Some records:
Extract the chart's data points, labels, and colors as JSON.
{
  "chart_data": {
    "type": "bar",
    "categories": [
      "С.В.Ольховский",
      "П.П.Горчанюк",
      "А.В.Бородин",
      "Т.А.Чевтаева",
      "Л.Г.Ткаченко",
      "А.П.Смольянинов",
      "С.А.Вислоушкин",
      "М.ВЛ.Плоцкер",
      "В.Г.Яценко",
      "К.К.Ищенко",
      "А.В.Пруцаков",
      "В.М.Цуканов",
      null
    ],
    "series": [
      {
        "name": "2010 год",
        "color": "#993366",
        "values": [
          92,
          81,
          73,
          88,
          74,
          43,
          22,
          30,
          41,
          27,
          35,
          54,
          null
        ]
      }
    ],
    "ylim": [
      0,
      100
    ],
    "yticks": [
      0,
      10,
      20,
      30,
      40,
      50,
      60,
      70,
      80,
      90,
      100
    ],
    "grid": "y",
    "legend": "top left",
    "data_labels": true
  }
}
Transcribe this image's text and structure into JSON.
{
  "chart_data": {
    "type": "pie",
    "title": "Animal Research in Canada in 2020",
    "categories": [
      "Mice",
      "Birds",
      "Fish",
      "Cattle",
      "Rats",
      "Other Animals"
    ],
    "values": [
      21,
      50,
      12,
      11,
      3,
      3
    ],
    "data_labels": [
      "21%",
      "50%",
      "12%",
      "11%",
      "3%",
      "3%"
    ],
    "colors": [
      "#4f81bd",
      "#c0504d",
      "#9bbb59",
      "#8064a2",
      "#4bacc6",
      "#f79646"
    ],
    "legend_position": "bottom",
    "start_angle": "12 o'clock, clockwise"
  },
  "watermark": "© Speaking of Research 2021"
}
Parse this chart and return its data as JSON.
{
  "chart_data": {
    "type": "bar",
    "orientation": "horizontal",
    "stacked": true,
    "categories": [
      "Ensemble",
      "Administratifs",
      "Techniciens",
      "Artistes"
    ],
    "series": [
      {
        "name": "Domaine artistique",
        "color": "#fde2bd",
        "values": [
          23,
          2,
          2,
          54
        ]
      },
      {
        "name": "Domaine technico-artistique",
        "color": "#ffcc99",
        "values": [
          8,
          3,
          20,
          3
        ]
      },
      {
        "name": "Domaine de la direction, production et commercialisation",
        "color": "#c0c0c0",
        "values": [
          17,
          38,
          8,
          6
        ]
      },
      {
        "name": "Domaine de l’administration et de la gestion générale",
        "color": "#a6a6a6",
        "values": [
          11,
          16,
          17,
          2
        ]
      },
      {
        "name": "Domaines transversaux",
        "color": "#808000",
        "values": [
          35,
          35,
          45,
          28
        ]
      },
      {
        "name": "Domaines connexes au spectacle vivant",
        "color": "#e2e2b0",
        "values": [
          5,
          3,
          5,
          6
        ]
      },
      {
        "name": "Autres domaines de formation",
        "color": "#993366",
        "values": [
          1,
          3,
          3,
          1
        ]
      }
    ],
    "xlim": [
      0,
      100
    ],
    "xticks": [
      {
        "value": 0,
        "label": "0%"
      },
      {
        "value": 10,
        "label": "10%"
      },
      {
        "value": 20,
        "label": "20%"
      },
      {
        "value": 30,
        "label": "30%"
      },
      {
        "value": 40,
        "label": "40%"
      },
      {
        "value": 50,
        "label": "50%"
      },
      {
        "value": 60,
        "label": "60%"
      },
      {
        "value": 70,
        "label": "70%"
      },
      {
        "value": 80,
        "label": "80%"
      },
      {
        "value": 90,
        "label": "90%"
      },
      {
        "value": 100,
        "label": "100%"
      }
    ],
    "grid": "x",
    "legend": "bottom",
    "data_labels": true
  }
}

- What the exercise asks: Faithfully copy every entry, leaving nothing out.

- Final result:
Extract the chart's data points, labels, and colors as JSON.
{
  "chart_data": {
    "type": "bar",
    "categories": [
      "С.В.Ольховский",
      "П.П.Горчанюк",
      "А.В.Бородин",
      "Т.А.Чевтаева",
      "Л.Г.Ткаченко",
      "А.П.Смольянинов",
      "С.А.Вислоушкин",
      "М.ВЛ.Плоцкер",
      "В.Г.Яценко",
      "К.К.Ищенко",
      "А.В.Пруцаков",
      "В.М.Цуканов",
      null
    ],
    "series": [
      {
        "name": "2010 год",
        "color": "#993366",
        "values": [
          92,
          81,
          73,
          88,
          74,
          43,
          22,
          30,
          41,
          27,
          35,
          54,
          null
        ]
      }
    ],
    "ylim": [
      0,
      100
    ],
    "yticks": [
      0,
      10,
      20,
      30,
      40,
      50,
      60,
      70,
      80,
      90,
      100
    ],
    "grid": "y",
    "legend": "top left",
    "data_labels": true
  }
}
Transcribe this image's text and structure into JSON.
{
  "chart_data": {
    "type": "pie",
    "title": "Animal Research in Canada in 2020",
    "categories": [
      "Mice",
      "Birds",
      "Fish",
      "Cattle",
      "Rats",
      "Other Animals"
    ],
    "values": [
      21,
      50,
      12,
      11,
      3,
      3
    ],
    "data_labels": [
      "21%",
      "50%",
      "12%",
      "11%",
      "3%",
      "3%"
    ],
    "colors": [
      "#4f81bd",
      "#c0504d",
      "#9bbb59",
      "#8064a2",
      "#4bacc6",
      "#f79646"
    ],
    "legend_position": "bottom",
    "start_angle": "12 o'clock, clockwise"
  },
  "watermark": "© Speaking of Research 2021"
}
Parse this chart and return its data as JSON.
{
  "chart_data": {
    "type": "bar",
    "orientation": "horizontal",
    "stacked": true,
    "categories": [
      "Ensemble",
      "Administratifs",
      "Techniciens",
      "Artistes"
    ],
    "series": [
      {
        "name": "Domaine artistique",
        "color": "#fde2bd",
        "values": [
          23,
          2,
          2,
          54
        ]
      },
      {
        "name": "Domaine technico-artistique",
        "color": "#ffcc99",
        "values": [
          8,
          3,
          20,
          3
        ]
      },
      {
        "name": "Domaine de la direction, production et commercialisation",
        "color": "#c0c0c0",
        "values": [
          17,
          38,
          8,
          6
        ]
      },
      {
        "name": "Domaine de l’administration et de la gestion générale",
        "color": "#a6a6a6",
        "values": [
          11,
          16,
          17,
          2
        ]
      },
      {
        "name": "Domaines transversaux",
        "color": "#808000",
        "values": [
          35,
          35,
          45,
          28
        ]
      },
      {
        "name": "Domaines connexes au spectacle vivant",
        "color": "#e2e2b0",
        "values": [
          5,
          3,
          5,
          6
        ]
      },
      {
        "name": "Autres domaines de formation",
        "color": "#993366",
        "values": [
          1,
          3,
          3,
          1
        ]
      }
    ],
    "xlim": [
      0,
      100
    ],
    "xticks": [
      {
        "value": 0,
        "label": "0%"
      },
      {
        "value": 10,
        "label": "10%"
      },
      {
        "value": 20,
        "label": "20%"
      },
      {
        "value": 30,
        "label": "30%"
      },
      {
        "value": 40,
        "label": "40%"
      },
      {
        "value": 50,
        "label": "50%"
      },
      {
        "value": 60,
        "label": "60%"
      },
      {
        "value": 70,
        "label": "70%"
      },
      {
        "value": 80,
        "label": "80%"
      },
      {
        "value": 90,
        "label": "90%"
      },
      {
        "value": 100,
        "label": "100%"
      }
    ],
    "grid": "x",
    "legend": "bottom",
    "data_labels": true
  }
}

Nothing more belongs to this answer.